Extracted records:
— start —
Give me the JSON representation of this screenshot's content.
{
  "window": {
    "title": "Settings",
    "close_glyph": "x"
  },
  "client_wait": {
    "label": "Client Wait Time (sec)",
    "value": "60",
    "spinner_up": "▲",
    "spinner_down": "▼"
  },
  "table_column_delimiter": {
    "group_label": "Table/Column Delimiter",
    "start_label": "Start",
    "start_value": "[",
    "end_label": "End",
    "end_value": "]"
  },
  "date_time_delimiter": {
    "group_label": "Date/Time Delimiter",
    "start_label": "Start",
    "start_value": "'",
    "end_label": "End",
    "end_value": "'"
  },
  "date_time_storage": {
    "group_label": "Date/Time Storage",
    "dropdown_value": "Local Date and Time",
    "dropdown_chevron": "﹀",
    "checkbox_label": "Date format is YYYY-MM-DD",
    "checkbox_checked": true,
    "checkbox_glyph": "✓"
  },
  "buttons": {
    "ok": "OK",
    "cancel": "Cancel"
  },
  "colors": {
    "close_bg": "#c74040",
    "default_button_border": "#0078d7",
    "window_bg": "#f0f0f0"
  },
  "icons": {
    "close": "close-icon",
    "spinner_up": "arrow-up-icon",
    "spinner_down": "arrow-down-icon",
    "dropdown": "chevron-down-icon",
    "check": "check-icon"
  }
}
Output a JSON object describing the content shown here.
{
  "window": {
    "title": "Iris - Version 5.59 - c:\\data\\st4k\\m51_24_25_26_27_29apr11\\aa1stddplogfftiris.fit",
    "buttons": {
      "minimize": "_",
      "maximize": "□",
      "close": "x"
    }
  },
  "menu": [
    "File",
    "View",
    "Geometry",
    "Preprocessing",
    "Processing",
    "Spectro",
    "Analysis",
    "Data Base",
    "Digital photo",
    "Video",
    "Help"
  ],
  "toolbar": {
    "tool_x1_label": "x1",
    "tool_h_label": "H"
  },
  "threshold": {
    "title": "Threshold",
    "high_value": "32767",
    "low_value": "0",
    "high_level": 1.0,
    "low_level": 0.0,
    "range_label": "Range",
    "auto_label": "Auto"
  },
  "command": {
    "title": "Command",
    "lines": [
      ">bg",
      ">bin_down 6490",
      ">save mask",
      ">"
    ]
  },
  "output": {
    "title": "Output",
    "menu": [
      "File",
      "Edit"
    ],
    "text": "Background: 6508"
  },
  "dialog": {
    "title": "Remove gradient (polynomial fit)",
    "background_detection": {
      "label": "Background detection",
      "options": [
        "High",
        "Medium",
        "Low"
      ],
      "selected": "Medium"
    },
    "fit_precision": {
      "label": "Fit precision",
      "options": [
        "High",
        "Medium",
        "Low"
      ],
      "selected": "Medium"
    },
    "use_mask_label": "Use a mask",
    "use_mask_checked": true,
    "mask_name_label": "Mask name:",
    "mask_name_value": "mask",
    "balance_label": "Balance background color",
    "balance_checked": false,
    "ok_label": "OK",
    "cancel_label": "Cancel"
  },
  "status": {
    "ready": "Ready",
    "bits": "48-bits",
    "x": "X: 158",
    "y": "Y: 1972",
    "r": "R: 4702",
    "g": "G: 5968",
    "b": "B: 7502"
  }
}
— end —
#### EXERCISE GOAL
Give the data again, exactly as it stands.

#### ANSWER
Give me the JSON representation of this screenshot's content.
{
  "window": {
    "title": "Settings",
    "close_glyph": "x"
  },
  "client_wait": {
    "label": "Client Wait Time (sec)",
    "value": "60",
    "spinner_up": "▲",
    "spinner_down": "▼"
  },
  "table_column_delimiter": {
    "group_label": "Table/Column Delimiter",
    "start_label": "Start",
    "start_value": "[",
    "end_label": "End",
    "end_value": "]"
  },
  "date_time_delimiter": {
    "group_label": "Date/Time Delimiter",
    "start_label": "Start",
    "start_value": "'",
    "end_label": "End",
    "end_value": "'"
  },
  "date_time_storage": {
    "group_label": "Date/Time Storage",
    "dropdown_value": "Local Date and Time",
    "dropdown_chevron": "﹀",
    "checkbox_label": "Date format is YYYY-MM-DD",
    "checkbox_checked": true,
    "checkbox_glyph": "✓"
  },
  "buttons": {
    "ok": "OK",
    "cancel": "Cancel"
  },
  "colors": {
    "close_bg": "#c74040",
    "default_button_border": "#0078d7",
    "window_bg": "#f0f0f0"
  },
  "icons": {
    "close": "close-icon",
    "spinner_up": "arrow-up-icon",
    "spinner_down": "arrow-down-icon",
    "dropdown": "chevron-down-icon",
    "check": "check-icon"
  }
}
Output a JSON object describing the content shown here.
{
  "window": {
    "title": "Iris - Version 5.59 - c:\\data\\st4k\\m51_24_25_26_27_29apr11\\aa1stddplogfftiris.fit",
    "buttons": {
      "minimize": "_",
      "maximize": "□",
      "close": "x"
    }
  },
  "menu": [
    "File",
    "View",
    "Geometry",
    "Preprocessing",
    "Processing",
    "Spectro",
    "Analysis",
    "Data Base",
    "Digital photo",
    "Video",
    "Help"
  ],
  "toolbar": {
    "tool_x1_label": "x1",
    "tool_h_label": "H"
  },
  "threshold": {
    "title": "Threshold",
    "high_value": "32767",
    "low_value": "0",
    "high_level": 1.0,
    "low_level": 0.0,
    "range_label": "Range",
    "auto_label": "Auto"
  },
  "command": {
    "title": "Command",
    "lines": [
      ">bg",
      ">bin_down 6490",
      ">save mask",
      ">"
    ]
  },
  "output": {
    "title": "Output",
    "menu": [
      "File",
      "Edit"
    ],
    "text": "Background: 6508"
  },
  "dialog": {
    "title": "Remove gradient (polynomial fit)",
    "background_detection": {
      "label": "Background detection",
      "options": [
        "High",
        "Medium",
        "Low"
      ],
      "selected": "Medium"
    },
    "fit_precision": {
      "label": "Fit precision",
      "options": [
        "High",
        "Medium",
        "Low"
      ],
      "selected": "Medium"
    },
    "use_mask_label": "Use a mask",
    "use_mask_checked": true,
    "mask_name_label": "Mask name:",
    "mask_name_value": "mask",
    "balance_label": "Balance background color",
    "balance_checked": false,
    "ok_label": "OK",
    "cancel_label": "Cancel"
  },
  "status": {
    "ready": "Ready",
    "bits": "48-bits",
    "x": "X: 158",
    "y": "Y: 1972",
    "r": "R: 4702",
    "g": "G: 5968",
    "b": "B: 7502"
  }
}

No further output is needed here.